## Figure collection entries
== == ==
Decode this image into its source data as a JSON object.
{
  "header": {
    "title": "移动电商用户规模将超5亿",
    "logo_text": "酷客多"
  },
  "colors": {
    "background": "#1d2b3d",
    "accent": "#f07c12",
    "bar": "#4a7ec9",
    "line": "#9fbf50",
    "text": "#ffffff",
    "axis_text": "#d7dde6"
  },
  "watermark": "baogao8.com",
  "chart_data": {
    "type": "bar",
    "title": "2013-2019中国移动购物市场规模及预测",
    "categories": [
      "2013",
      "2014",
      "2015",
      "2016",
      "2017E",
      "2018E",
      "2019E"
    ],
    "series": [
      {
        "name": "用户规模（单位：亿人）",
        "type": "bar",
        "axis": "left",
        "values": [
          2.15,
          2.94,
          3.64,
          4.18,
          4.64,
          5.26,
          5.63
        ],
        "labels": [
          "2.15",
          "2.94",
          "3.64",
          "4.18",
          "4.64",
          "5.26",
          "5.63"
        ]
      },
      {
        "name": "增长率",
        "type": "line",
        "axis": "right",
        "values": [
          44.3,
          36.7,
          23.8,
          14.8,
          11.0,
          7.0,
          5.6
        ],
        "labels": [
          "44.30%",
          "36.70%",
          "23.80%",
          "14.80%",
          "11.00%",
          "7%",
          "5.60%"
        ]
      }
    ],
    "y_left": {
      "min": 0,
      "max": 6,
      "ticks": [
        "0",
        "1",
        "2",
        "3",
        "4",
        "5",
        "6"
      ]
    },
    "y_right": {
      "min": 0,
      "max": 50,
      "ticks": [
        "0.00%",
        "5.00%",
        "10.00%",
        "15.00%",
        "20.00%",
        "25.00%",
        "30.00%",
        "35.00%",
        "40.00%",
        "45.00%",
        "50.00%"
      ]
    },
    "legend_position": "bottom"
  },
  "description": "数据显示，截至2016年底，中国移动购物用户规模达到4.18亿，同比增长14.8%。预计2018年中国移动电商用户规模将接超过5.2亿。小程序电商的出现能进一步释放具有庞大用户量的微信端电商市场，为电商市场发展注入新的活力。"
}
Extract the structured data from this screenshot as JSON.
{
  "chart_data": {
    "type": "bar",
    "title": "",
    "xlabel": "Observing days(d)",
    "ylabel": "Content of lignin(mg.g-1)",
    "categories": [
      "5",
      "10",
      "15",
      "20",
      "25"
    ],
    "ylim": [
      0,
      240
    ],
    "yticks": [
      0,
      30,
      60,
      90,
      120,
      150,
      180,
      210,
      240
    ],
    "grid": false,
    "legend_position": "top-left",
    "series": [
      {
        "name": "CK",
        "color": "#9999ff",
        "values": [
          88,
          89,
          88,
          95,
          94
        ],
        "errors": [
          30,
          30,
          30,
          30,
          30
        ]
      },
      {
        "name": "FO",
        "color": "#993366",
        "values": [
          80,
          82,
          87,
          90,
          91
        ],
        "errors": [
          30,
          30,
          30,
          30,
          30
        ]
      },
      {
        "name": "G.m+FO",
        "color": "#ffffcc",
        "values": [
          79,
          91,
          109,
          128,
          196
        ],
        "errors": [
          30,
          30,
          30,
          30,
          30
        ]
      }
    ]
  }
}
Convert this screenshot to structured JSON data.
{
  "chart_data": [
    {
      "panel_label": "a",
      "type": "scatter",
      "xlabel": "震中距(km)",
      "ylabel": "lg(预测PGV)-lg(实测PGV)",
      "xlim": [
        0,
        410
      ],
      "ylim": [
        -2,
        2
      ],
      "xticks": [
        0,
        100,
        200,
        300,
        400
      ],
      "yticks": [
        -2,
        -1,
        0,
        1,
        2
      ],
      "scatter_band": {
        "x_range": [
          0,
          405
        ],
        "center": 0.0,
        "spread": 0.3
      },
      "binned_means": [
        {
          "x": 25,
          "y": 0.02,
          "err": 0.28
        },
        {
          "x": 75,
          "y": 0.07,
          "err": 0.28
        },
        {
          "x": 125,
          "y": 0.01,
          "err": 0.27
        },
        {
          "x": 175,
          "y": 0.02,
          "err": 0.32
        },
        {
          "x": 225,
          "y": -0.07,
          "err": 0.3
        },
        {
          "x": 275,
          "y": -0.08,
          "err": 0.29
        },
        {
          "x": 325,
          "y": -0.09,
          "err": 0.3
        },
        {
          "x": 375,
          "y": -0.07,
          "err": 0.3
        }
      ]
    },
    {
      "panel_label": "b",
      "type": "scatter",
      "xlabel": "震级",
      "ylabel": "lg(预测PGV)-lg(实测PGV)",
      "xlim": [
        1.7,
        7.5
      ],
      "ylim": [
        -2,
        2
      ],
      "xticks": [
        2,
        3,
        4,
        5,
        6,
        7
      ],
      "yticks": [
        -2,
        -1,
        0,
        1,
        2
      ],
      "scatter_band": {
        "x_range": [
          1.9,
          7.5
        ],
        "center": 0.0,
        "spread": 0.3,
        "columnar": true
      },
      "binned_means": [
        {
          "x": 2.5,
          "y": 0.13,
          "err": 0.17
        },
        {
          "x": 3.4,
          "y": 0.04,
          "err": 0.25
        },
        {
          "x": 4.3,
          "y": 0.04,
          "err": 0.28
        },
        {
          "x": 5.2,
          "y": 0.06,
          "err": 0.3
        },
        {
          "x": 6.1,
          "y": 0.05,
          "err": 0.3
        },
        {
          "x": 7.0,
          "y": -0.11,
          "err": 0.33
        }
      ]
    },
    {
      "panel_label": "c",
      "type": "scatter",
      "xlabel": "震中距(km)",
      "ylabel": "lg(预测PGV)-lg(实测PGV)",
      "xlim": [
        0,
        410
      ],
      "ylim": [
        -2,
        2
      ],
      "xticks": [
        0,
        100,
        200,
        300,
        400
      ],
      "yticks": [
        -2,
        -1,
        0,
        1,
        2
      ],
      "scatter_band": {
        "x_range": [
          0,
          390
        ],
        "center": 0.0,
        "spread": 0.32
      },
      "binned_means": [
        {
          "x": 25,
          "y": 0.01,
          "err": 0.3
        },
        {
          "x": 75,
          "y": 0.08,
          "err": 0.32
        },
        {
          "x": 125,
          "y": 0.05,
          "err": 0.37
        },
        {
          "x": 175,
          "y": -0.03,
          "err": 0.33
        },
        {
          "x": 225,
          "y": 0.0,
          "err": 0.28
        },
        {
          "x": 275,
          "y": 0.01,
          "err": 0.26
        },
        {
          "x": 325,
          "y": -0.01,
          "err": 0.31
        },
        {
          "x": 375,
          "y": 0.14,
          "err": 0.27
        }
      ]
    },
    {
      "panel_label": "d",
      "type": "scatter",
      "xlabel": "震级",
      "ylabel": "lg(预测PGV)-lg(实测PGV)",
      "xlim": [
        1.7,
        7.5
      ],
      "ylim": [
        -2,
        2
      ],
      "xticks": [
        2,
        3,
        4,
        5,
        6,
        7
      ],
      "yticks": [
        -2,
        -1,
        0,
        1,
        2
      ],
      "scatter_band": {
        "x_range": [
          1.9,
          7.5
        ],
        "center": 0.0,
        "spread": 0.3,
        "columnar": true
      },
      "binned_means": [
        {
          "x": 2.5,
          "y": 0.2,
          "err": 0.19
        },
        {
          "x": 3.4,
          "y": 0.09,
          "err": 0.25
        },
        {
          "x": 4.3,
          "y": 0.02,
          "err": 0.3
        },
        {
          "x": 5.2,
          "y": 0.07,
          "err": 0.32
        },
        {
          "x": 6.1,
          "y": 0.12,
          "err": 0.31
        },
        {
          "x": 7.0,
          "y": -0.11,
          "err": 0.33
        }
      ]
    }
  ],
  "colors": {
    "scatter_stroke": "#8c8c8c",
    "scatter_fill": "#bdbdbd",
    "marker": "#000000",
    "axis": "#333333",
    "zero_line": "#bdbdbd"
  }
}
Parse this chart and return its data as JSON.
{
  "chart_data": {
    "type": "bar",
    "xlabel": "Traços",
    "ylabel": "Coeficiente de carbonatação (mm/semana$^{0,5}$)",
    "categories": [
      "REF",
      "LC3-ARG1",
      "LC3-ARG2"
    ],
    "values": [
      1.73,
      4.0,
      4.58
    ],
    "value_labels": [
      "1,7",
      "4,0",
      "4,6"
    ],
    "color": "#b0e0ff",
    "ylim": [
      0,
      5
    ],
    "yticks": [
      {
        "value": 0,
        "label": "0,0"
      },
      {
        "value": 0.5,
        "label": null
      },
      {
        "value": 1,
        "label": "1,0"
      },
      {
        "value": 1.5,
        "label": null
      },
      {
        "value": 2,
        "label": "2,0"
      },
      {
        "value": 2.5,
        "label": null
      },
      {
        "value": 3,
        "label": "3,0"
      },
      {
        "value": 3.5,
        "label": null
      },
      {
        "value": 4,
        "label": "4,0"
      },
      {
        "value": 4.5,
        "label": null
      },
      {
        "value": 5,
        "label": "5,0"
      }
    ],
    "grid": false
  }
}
== == ==
Gather from the data above every line with the string "screenshot".

Extract the structured data from this screenshot as JSON.
Convert this screenshot to structured JSON data.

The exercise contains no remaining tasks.